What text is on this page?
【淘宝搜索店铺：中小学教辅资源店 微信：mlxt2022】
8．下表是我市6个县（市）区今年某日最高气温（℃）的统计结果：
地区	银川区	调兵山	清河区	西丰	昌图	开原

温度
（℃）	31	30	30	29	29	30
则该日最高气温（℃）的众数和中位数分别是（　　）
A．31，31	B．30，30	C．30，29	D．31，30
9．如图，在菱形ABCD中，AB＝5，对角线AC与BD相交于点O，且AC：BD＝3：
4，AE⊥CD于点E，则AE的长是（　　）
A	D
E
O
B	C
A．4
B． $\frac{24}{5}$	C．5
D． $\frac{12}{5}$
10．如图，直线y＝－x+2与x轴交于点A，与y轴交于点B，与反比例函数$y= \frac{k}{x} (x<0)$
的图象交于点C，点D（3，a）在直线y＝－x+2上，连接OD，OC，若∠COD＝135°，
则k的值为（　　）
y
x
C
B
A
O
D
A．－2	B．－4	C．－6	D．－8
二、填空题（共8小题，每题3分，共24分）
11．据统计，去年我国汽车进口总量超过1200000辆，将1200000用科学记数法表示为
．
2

## WRITTEN REQUEST:
Recopy the entries above in their entirety, exactly.

## TASK RESULT:
What text is on this page?
【淘宝搜索店铺：中小学教辅资源店 微信：mlxt2022】
8．下表是我市6个县（市）区今年某日最高气温（℃）的统计结果：
地区	银川区	调兵山	清河区	西丰	昌图	开原

温度
（℃）	31	30	30	29	29	30
则该日最高气温（℃）的众数和中位数分别是（　　）
A．31，31	B．30，30	C．30，29	D．31，30
9．如图，在菱形ABCD中，AB＝5，对角线AC与BD相交于点O，且AC：BD＝3：
4，AE⊥CD于点E，则AE的长是（　　）
A	D
E
O
B	C
A．4
B． $\frac{24}{5}$	C．5
D． $\frac{12}{5}$
10．如图，直线y＝－x+2与x轴交于点A，与y轴交于点B，与反比例函数$y= \frac{k}{x} (x<0)$
的图象交于点C，点D（3，a）在直线y＝－x+2上，连接OD，OC，若∠COD＝135°，
则k的值为（　　）
y
x
C
B
A
O
D
A．－2	B．－4	C．－6	D．－8
二、填空题（共8小题，每题3分，共24分）
11．据统计，去年我国汽车进口总量超过1200000辆，将1200000用科学记数法表示为
．
2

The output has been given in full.